* _CHALLENGE_
For the listing underneath, give the count of lines containing the string "stap" and nothing further.

* _PROVIDED ENTRIES_

— Start —

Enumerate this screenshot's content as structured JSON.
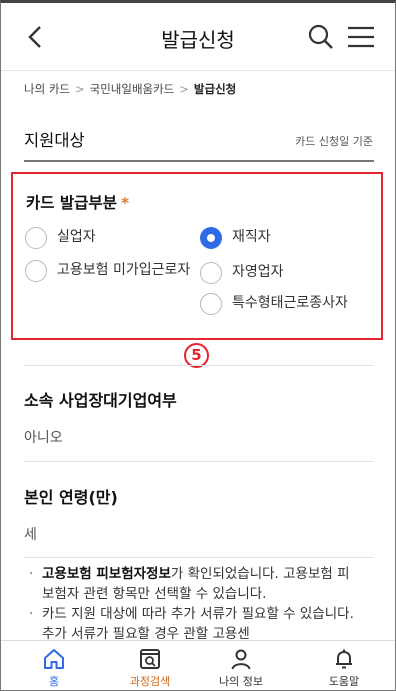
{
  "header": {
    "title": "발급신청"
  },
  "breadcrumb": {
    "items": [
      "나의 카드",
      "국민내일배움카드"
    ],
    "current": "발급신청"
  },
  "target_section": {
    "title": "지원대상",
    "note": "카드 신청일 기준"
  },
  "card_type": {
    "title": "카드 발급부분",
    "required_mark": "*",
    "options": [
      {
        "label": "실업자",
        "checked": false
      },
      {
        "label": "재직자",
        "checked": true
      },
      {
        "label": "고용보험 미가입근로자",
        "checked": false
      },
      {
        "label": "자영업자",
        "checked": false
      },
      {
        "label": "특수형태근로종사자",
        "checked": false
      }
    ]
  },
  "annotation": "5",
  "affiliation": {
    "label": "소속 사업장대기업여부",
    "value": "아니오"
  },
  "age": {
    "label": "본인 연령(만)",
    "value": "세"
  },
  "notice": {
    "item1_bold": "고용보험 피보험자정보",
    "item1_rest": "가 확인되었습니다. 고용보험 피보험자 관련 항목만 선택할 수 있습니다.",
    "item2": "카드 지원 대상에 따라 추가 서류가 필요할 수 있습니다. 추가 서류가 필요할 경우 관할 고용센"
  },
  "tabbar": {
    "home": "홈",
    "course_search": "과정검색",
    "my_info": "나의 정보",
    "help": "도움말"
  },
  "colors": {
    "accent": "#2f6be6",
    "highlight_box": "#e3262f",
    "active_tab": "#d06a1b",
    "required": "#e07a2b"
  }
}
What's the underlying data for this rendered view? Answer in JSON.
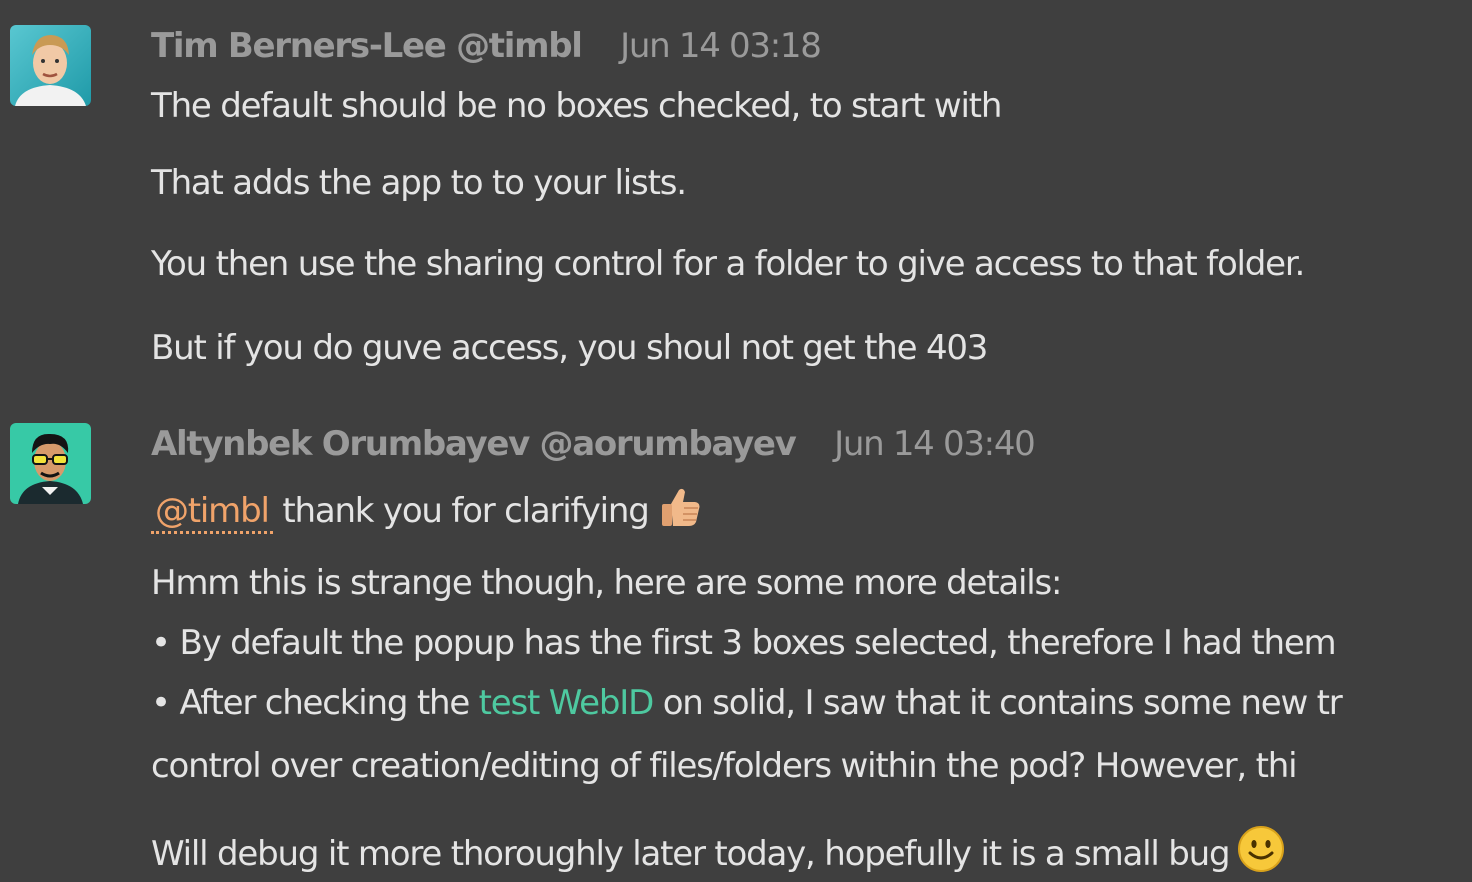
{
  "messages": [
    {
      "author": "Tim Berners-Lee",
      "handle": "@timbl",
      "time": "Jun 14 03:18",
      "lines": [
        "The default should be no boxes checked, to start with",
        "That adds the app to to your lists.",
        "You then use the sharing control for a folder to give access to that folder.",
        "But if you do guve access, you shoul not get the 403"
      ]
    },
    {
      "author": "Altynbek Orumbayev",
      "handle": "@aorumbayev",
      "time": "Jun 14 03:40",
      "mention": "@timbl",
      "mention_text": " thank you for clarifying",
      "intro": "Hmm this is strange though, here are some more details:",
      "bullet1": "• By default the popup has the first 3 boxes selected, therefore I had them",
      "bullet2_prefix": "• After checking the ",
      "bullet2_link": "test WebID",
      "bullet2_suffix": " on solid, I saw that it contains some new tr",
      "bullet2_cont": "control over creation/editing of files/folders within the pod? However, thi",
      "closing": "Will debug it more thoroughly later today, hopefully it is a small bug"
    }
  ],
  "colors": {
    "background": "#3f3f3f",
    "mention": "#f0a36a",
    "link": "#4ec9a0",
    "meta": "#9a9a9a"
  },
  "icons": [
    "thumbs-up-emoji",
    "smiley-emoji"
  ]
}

— End —
— Start —

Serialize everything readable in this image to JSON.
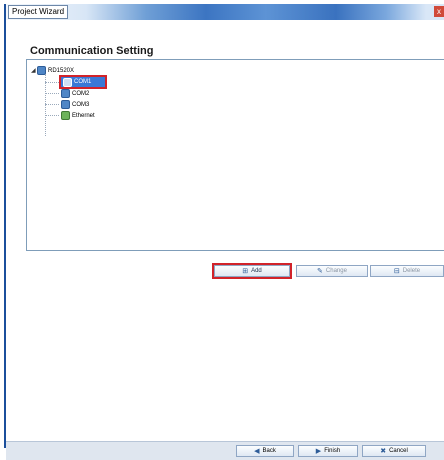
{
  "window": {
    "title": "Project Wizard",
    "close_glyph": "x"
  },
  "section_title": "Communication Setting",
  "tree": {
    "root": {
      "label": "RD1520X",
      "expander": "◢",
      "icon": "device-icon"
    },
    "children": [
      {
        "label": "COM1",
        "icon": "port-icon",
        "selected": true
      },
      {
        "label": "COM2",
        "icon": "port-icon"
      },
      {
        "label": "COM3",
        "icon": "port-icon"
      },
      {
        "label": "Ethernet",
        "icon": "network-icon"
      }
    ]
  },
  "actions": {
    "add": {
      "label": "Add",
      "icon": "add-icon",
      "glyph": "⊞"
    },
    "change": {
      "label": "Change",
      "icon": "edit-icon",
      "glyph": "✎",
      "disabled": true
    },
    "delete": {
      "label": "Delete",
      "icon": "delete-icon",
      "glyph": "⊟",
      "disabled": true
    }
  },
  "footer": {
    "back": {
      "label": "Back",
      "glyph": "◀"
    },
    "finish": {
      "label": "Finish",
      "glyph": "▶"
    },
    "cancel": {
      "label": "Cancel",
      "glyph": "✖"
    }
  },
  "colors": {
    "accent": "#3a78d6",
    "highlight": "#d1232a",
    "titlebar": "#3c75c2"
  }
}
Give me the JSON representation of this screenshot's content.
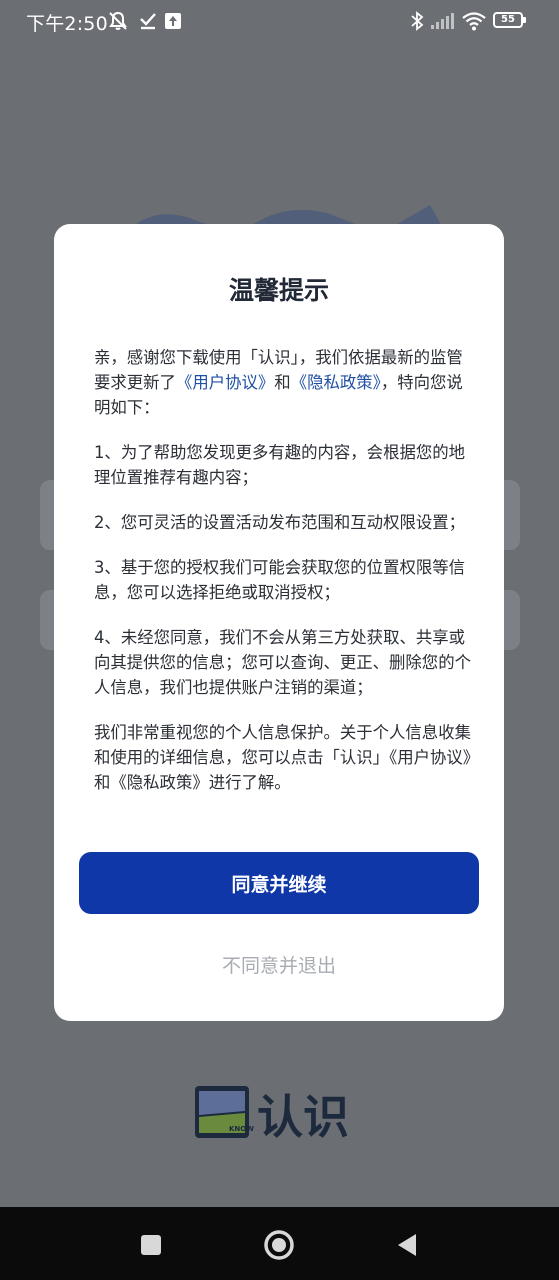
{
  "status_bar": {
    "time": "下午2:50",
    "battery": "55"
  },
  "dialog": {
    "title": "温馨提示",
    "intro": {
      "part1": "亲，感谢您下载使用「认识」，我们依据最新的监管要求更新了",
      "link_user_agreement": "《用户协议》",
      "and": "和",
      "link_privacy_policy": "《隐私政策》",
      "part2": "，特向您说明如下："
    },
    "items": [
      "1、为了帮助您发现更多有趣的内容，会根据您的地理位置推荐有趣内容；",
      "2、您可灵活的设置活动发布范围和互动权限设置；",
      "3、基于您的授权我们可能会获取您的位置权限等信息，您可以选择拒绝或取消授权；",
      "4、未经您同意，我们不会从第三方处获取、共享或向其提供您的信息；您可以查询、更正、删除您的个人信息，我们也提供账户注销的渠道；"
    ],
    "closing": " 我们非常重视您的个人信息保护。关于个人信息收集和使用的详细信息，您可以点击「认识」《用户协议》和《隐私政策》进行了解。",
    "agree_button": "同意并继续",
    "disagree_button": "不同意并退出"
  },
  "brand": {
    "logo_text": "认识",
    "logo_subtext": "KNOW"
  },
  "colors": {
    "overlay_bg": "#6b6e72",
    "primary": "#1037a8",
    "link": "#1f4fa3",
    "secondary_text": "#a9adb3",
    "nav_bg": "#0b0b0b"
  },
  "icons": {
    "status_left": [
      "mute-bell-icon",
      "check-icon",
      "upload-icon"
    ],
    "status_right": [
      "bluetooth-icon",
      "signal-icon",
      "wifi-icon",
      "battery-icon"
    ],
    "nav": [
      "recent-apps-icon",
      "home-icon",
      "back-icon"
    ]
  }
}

— End —
— Start —

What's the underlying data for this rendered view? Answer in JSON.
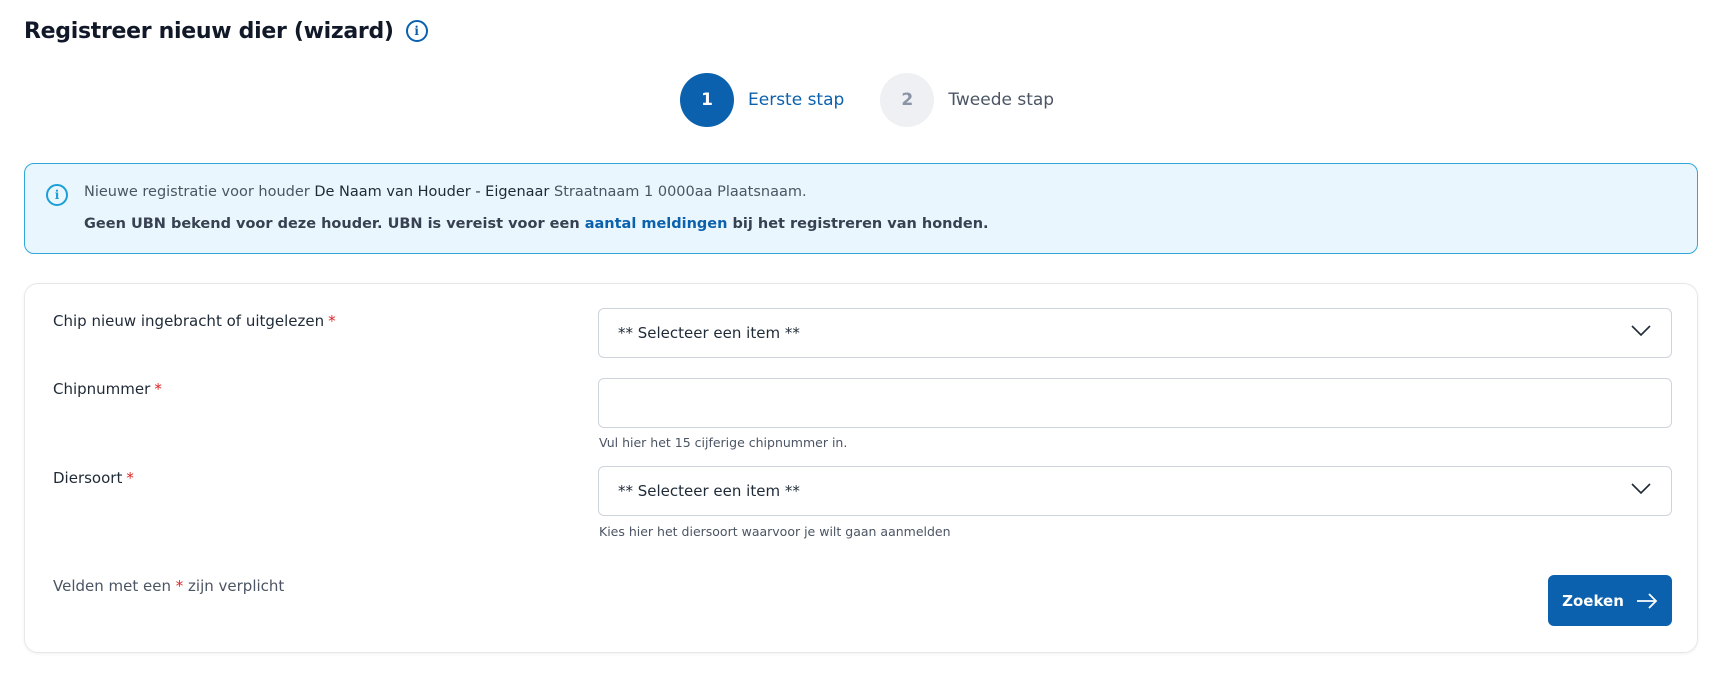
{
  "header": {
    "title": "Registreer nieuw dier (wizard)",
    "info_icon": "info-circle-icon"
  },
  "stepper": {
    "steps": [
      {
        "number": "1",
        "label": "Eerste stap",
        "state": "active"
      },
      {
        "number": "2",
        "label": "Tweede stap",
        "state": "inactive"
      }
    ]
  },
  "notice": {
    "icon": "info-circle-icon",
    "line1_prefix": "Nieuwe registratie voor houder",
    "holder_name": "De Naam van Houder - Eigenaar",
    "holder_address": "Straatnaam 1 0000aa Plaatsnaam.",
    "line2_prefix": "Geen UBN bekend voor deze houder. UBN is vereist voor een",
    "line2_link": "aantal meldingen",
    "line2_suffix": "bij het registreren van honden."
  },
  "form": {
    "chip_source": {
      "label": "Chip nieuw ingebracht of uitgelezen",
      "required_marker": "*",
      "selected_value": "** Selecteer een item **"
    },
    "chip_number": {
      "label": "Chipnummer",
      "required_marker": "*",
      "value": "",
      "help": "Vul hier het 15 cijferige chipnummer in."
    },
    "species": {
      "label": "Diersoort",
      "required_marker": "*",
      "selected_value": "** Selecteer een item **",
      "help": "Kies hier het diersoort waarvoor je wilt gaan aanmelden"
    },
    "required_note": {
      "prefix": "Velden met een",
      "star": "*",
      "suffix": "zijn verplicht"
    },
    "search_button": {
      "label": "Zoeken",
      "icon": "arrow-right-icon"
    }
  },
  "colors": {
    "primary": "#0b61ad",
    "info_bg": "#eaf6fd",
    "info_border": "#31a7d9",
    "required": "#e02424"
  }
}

— End —

* _ANSWER TO THE TASK_
2